Source:
Shadow rules let you program ACL or policy entries that count matching packets without enforcing an action. Counter baselines capture packet and byte counts before a change, while synthetic flow probes generate deterministic traffic to validate the behavior of those rules. Together, they enable you to test deny logic, rule ordering, and blast‑radius impact under production‑like traffic without a cutover.

Understanding Shadow Rules

Definition and Purpose

A shadow rule mirrors the match criteria (source/destination IP, port, protocol, DSCP, VLAN, etc.) of a proposed ACL or segmentation policy but uses a non‑enforcing action such as count, log, or monitor instead of permit/deny. The rule resides in the same TCAM or flow table as regular rules, so its position reflects the true evaluation order a packet would experience. By observing which packets hit the rule under live traffic, you can uncover unintended overlaps, overly broad matches, or missing exclusions before flipping the rule to an enforcing action.

Platform‑Specific Configuration

PlatformSyntax for a Shadow RuleNotes
Cisco IOS/XRdeny tcp <src> <dst> eq 443 shadowThe shadow keyword makes the rule count‑only.
Juniper Junosthen count <counter-name>; (no accept/discard)Pure observation term.
Cloud‑native (AWS NACL, Azure NSG, Calico)Use a rule with a log/monitor action and no explicit allow/deny.Behaves as a shadow entry.

Example CLI Commands

# Cisco IOS-XR: shadow ACL entry for denying 10.0.0.0/8 → 10.1.2.0/24 TCP 443
ipv4 access-list SHADOW_DB_DENY
 10 deny tcp 10.0.0.0 0.255.255.255 10.1.2.0 0.0.0.255 eq 443 shadow
!

Collected data:

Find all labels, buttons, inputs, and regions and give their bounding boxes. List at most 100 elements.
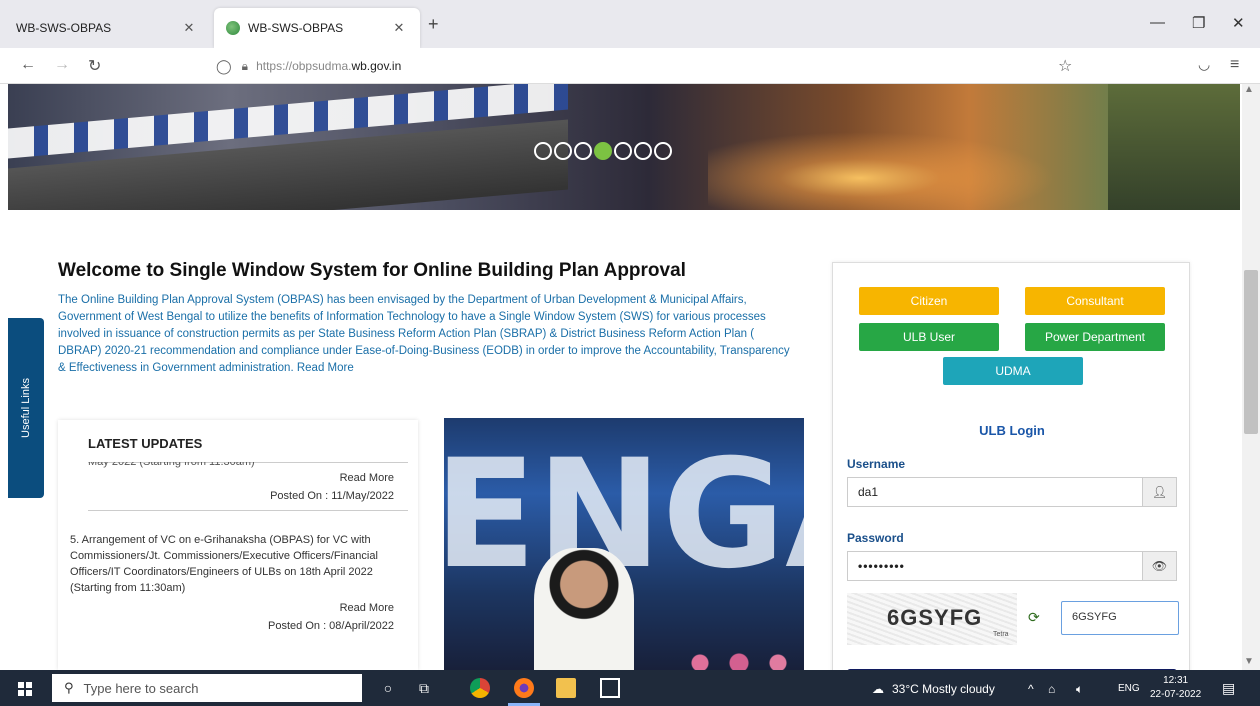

Written tasks:
1 – In the shadow rules article, what does the shadow keyword do in a Cisco IOS/XR rule?
2 – Continue the shadow rules article from its final line.

Solved tasks:
1 – It makes the rule count-only.

2 –
# Apply the shadow ACL in the same direction as the production ACL
interface GigabitEthernet0/0/0/0
 ipv4 access-group SHADOW_DB_DENY ingress
# Juniper Junos: shadow firewall filter term
firewall {
    filter SHADOW_DB_DENY {
        term DENY_HTTPS {
            from {
                source-address {
                    10.0.0.0/8;
                }
                destination-address {
                    10.1.2.0/24;
                }
                destination-port 443;
                protocol tcp;
            }
            then {
                count SHADOW_DB_DENY_CTR;
                # no accept or discard → pure observation
            }
        }
    }
}
# Apply filter to interface
set interfaces ge-0/0/0 unit 0 family inet filter input SHADOW_DB_DENY

Implementing Counter Baselines

Role of Counter Baselines

A counter baseline records the cumulative packet and byte counts for each shadow rule (or existing production counters) over a representative measurement window—typically several minutes to an hour of live traffic. After deploying shadow rules for a proposed change, a second measurement yields a post‑shadow counter set. The delta (post‑shadow minus baseline) quantifies how many packets would have been affected by the new rule had it been enforcing. This delta is the core evidence used to decide whether to proceed, roll back, or refine the policy.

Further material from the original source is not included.